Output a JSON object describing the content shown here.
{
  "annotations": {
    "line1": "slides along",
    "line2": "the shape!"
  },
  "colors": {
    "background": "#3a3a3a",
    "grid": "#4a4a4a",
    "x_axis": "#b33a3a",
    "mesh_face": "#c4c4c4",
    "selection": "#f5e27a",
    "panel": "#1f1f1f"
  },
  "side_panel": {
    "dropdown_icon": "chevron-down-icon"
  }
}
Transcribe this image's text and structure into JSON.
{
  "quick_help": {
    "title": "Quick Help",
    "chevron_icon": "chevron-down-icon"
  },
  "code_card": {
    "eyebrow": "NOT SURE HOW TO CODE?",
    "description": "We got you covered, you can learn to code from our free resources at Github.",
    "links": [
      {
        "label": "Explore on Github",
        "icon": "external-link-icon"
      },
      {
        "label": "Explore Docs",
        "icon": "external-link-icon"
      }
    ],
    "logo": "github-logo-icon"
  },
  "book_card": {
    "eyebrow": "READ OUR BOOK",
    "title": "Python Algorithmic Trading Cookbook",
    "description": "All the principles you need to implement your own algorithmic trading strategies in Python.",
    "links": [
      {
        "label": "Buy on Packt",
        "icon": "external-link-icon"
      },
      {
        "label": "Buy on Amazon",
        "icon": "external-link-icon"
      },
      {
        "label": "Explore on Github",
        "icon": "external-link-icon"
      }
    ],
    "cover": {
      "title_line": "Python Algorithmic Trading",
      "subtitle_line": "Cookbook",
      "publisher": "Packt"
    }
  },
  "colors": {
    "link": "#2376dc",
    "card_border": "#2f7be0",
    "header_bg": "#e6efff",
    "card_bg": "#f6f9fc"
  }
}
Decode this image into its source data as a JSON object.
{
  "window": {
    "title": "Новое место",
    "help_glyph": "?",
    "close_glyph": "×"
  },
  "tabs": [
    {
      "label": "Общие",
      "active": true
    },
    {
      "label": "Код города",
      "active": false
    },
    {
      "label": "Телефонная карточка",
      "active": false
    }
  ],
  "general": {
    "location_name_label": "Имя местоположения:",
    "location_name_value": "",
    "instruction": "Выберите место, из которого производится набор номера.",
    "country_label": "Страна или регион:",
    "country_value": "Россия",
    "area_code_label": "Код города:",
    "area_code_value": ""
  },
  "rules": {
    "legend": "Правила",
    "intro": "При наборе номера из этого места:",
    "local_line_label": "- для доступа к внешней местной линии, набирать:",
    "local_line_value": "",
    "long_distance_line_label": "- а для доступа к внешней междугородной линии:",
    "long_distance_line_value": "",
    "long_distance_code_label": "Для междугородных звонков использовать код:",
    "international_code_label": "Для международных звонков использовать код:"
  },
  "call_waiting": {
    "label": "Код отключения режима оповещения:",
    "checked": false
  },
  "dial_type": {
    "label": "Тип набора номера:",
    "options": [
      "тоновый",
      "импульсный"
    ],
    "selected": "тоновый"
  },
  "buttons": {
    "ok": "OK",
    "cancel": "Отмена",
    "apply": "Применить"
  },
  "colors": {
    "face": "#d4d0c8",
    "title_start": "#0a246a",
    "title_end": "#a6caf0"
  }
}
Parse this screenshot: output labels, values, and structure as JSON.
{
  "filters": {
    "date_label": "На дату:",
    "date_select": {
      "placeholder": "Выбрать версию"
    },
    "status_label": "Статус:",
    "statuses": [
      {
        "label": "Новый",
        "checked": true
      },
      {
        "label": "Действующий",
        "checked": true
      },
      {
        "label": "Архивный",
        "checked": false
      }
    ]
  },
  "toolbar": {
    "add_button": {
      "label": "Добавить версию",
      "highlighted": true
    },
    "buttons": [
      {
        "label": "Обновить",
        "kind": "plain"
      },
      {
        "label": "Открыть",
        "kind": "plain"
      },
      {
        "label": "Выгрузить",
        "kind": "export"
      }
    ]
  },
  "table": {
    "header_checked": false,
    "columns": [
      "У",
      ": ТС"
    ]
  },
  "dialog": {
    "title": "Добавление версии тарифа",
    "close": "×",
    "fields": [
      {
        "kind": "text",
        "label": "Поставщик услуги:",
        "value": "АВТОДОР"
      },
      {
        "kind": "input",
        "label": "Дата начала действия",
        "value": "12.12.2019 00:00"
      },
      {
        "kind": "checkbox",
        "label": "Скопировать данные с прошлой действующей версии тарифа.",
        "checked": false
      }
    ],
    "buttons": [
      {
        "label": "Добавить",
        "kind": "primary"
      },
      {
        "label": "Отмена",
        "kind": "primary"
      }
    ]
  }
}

* **Brief**
Track down every line holding the string "доступа" and copy it.

* **Task solution**
    "local_line_label": "- для доступа к внешней местной линии, набирать:",
    "long_distance_line_label": "- а для доступа к внешней междугородной линии:",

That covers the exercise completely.